**Work to complete:** Take each line containing the word "Chapter" and copy it.

**Working data:**
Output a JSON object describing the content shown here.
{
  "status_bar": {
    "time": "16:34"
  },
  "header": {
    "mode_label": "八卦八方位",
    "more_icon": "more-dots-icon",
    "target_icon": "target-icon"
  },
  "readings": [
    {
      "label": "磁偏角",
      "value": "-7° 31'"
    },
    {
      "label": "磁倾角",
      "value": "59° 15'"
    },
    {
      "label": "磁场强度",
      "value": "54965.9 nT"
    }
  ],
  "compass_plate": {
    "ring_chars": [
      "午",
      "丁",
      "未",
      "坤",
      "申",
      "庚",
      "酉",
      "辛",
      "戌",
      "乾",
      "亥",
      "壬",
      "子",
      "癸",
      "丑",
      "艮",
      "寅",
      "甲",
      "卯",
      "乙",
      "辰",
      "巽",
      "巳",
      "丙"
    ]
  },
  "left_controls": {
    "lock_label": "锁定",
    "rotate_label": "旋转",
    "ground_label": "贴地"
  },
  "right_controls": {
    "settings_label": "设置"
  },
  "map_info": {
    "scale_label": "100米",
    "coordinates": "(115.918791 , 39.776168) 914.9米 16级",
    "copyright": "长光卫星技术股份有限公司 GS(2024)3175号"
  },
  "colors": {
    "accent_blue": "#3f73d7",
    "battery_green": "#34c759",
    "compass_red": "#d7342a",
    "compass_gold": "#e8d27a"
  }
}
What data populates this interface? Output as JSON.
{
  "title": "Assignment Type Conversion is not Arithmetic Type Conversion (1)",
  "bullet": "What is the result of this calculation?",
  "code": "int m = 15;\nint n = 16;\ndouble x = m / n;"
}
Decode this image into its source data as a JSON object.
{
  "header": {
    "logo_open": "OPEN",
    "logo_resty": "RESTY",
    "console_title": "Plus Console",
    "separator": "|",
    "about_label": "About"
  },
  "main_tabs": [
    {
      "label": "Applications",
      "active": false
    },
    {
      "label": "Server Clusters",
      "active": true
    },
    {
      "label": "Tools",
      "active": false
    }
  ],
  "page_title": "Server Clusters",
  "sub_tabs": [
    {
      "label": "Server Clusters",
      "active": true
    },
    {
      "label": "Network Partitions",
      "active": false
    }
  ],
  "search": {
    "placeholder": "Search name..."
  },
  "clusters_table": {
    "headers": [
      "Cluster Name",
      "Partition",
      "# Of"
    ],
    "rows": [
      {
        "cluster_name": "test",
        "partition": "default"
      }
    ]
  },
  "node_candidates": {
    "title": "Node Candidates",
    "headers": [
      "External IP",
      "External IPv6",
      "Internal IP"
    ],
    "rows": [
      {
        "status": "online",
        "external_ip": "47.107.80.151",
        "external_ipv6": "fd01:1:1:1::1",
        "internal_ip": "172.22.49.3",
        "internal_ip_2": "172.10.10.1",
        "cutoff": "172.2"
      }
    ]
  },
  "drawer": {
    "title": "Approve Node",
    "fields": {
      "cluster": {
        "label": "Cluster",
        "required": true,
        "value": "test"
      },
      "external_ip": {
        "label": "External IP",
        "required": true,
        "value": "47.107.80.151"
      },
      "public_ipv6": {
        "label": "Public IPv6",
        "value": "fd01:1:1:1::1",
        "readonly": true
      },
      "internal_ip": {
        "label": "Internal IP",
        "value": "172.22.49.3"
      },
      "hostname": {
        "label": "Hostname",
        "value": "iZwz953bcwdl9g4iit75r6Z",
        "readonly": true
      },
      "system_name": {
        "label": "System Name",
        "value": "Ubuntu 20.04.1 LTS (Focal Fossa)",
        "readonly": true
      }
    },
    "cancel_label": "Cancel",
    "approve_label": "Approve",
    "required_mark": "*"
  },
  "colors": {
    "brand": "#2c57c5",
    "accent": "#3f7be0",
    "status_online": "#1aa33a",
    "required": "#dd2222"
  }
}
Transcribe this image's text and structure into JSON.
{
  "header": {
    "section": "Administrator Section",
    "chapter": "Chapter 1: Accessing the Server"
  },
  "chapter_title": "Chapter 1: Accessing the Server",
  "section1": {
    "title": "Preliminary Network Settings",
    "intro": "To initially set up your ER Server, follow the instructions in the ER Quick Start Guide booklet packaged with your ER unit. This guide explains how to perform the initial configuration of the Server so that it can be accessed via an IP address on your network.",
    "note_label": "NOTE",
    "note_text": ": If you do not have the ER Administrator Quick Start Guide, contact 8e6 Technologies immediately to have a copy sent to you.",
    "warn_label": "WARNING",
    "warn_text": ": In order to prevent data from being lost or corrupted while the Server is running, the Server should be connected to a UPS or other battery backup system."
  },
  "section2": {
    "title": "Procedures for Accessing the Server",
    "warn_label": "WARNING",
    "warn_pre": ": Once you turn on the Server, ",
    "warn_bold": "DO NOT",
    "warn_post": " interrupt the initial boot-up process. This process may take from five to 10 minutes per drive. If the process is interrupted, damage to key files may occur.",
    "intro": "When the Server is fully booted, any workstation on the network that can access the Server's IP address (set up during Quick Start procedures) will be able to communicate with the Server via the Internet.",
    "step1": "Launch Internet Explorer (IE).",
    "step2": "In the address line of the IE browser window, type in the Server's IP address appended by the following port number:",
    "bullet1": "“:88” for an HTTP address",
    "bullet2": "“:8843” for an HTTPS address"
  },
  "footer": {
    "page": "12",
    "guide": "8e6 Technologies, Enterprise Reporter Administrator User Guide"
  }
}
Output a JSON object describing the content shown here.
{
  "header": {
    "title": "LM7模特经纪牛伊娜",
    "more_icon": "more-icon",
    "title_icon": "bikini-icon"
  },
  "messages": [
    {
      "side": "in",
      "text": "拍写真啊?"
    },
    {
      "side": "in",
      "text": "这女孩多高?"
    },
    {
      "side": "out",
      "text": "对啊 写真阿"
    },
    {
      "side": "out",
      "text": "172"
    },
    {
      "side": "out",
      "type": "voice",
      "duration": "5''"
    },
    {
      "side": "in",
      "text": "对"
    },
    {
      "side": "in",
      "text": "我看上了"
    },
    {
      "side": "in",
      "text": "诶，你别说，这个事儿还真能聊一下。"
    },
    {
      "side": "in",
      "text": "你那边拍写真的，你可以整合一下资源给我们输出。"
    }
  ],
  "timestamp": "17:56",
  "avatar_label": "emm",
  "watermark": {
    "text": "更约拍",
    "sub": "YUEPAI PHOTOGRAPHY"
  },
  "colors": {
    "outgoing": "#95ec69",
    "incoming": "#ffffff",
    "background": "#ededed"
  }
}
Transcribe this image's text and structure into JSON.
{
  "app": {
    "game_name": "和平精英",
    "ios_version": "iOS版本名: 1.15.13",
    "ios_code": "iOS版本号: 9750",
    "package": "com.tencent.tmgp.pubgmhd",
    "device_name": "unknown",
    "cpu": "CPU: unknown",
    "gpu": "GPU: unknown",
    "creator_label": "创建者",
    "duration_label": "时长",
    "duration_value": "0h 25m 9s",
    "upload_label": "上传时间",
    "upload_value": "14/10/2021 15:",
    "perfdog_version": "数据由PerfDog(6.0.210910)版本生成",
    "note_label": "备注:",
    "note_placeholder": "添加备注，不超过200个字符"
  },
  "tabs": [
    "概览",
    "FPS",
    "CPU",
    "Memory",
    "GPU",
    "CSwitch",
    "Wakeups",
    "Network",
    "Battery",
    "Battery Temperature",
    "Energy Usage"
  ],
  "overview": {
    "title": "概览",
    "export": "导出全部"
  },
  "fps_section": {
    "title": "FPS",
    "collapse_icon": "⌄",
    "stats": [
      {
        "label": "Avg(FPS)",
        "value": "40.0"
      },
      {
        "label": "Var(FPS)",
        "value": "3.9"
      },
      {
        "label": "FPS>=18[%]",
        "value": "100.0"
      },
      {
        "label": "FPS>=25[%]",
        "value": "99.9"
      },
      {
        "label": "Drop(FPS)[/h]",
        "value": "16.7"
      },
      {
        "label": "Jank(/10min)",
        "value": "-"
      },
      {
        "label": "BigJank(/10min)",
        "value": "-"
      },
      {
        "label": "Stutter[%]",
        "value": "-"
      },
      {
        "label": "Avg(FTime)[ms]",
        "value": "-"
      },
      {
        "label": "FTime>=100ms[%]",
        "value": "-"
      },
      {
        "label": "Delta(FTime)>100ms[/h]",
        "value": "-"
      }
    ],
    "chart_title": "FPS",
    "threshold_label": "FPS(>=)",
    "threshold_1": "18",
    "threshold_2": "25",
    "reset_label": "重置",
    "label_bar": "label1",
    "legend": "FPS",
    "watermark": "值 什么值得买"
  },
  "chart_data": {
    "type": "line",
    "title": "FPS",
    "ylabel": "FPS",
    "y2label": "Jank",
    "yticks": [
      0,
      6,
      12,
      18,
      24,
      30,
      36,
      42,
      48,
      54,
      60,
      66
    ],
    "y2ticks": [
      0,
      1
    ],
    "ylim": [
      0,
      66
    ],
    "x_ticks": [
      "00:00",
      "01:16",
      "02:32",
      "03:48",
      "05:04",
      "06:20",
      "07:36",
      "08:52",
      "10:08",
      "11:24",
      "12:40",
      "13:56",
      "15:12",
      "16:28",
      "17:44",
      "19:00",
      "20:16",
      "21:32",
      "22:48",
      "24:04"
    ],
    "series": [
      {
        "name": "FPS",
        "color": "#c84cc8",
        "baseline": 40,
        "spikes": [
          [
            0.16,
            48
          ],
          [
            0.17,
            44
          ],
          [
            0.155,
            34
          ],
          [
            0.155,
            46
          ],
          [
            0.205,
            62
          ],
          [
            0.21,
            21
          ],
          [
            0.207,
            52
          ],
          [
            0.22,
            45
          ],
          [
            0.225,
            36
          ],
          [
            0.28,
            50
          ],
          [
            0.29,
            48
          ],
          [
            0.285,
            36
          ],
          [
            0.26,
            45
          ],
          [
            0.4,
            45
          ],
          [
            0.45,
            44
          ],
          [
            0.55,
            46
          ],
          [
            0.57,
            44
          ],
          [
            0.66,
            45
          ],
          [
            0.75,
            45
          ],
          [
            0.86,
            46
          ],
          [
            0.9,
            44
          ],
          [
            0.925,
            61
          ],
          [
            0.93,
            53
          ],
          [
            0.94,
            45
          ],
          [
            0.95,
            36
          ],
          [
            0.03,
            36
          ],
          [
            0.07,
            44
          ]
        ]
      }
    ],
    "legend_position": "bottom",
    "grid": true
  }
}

**Result of this task:**
    "chapter": "Chapter 1: Accessing the Server"
  "chapter_title": "Chapter 1: Accessing the Server",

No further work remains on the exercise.